(Collected data)
┏━━

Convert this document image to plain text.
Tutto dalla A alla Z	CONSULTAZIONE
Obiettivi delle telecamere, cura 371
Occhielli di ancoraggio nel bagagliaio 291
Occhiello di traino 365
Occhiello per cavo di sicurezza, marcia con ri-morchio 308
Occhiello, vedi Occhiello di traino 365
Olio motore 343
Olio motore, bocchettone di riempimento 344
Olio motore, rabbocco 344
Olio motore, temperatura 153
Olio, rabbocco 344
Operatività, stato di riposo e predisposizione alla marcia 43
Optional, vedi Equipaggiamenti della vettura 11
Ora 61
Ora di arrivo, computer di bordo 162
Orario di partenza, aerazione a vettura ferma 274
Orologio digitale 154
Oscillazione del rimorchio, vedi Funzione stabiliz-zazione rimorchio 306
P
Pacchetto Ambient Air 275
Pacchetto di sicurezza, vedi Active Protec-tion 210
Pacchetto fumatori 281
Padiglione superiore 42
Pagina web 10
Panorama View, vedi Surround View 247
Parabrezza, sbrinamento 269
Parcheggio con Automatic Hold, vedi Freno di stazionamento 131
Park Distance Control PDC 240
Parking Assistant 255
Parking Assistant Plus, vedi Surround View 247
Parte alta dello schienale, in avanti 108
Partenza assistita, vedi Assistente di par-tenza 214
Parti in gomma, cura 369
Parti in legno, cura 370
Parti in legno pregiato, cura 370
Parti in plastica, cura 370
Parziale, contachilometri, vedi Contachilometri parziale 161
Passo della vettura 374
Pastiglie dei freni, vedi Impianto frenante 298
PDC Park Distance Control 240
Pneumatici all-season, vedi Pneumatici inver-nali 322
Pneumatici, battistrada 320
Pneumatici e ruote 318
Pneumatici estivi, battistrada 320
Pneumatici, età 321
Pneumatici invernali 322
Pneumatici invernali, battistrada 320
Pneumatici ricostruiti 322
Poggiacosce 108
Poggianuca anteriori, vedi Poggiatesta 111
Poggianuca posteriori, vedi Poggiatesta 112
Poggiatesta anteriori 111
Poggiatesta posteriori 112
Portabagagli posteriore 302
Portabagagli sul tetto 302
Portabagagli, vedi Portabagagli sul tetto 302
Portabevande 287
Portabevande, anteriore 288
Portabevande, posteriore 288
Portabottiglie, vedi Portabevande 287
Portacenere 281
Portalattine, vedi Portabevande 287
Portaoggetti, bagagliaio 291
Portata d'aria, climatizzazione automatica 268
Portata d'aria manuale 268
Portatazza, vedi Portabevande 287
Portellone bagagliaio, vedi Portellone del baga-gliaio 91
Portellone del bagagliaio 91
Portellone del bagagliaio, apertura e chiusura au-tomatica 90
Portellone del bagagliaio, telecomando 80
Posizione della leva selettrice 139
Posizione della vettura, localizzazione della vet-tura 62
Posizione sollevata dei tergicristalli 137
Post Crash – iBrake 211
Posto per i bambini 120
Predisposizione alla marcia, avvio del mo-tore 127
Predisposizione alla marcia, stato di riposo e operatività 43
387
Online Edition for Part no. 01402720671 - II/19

┗━━

> Work to do
Quote all the records. Keep every word exact.

> Output of the task
Convert this document image to plain text.
Tutto dalla A alla Z	CONSULTAZIONE
Obiettivi delle telecamere, cura 371
Occhielli di ancoraggio nel bagagliaio 291
Occhiello di traino 365
Occhiello per cavo di sicurezza, marcia con ri-morchio 308
Occhiello, vedi Occhiello di traino 365
Olio motore 343
Olio motore, bocchettone di riempimento 344
Olio motore, rabbocco 344
Olio motore, temperatura 153
Olio, rabbocco 344
Operatività, stato di riposo e predisposizione alla marcia 43
Optional, vedi Equipaggiamenti della vettura 11
Ora 61
Ora di arrivo, computer di bordo 162
Orario di partenza, aerazione a vettura ferma 274
Orologio digitale 154
Oscillazione del rimorchio, vedi Funzione stabiliz-zazione rimorchio 306
P
Pacchetto Ambient Air 275
Pacchetto di sicurezza, vedi Active Protec-tion 210
Pacchetto fumatori 281
Padiglione superiore 42
Pagina web 10
Panorama View, vedi Surround View 247
Parabrezza, sbrinamento 269
Parcheggio con Automatic Hold, vedi Freno di stazionamento 131
Park Distance Control PDC 240
Parking Assistant 255
Parking Assistant Plus, vedi Surround View 247
Parte alta dello schienale, in avanti 108
Partenza assistita, vedi Assistente di par-tenza 214
Parti in gomma, cura 369
Parti in legno, cura 370
Parti in legno pregiato, cura 370
Parti in plastica, cura 370
Parziale, contachilometri, vedi Contachilometri parziale 161
Passo della vettura 374
Pastiglie dei freni, vedi Impianto frenante 298
PDC Park Distance Control 240
Pneumatici all-season, vedi Pneumatici inver-nali 322
Pneumatici, battistrada 320
Pneumatici e ruote 318
Pneumatici estivi, battistrada 320
Pneumatici, età 321
Pneumatici invernali 322
Pneumatici invernali, battistrada 320
Pneumatici ricostruiti 322
Poggiacosce 108
Poggianuca anteriori, vedi Poggiatesta 111
Poggianuca posteriori, vedi Poggiatesta 112
Poggiatesta anteriori 111
Poggiatesta posteriori 112
Portabagagli posteriore 302
Portabagagli sul tetto 302
Portabagagli, vedi Portabagagli sul tetto 302
Portabevande 287
Portabevande, anteriore 288
Portabevande, posteriore 288
Portabottiglie, vedi Portabevande 287
Portacenere 281
Portalattine, vedi Portabevande 287
Portaoggetti, bagagliaio 291
Portata d'aria, climatizzazione automatica 268
Portata d'aria manuale 268
Portatazza, vedi Portabevande 287
Portellone bagagliaio, vedi Portellone del baga-gliaio 91
Portellone del bagagliaio 91
Portellone del bagagliaio, apertura e chiusura au-tomatica 90
Portellone del bagagliaio, telecomando 80
Posizione della leva selettrice 139
Posizione della vettura, localizzazione della vet-tura 62
Posizione sollevata dei tergicristalli 137
Post Crash – iBrake 211
Posto per i bambini 120
Predisposizione alla marcia, avvio del mo-tore 127
Predisposizione alla marcia, stato di riposo e operatività 43
387
Online Edition for Part no. 01402720671 - II/19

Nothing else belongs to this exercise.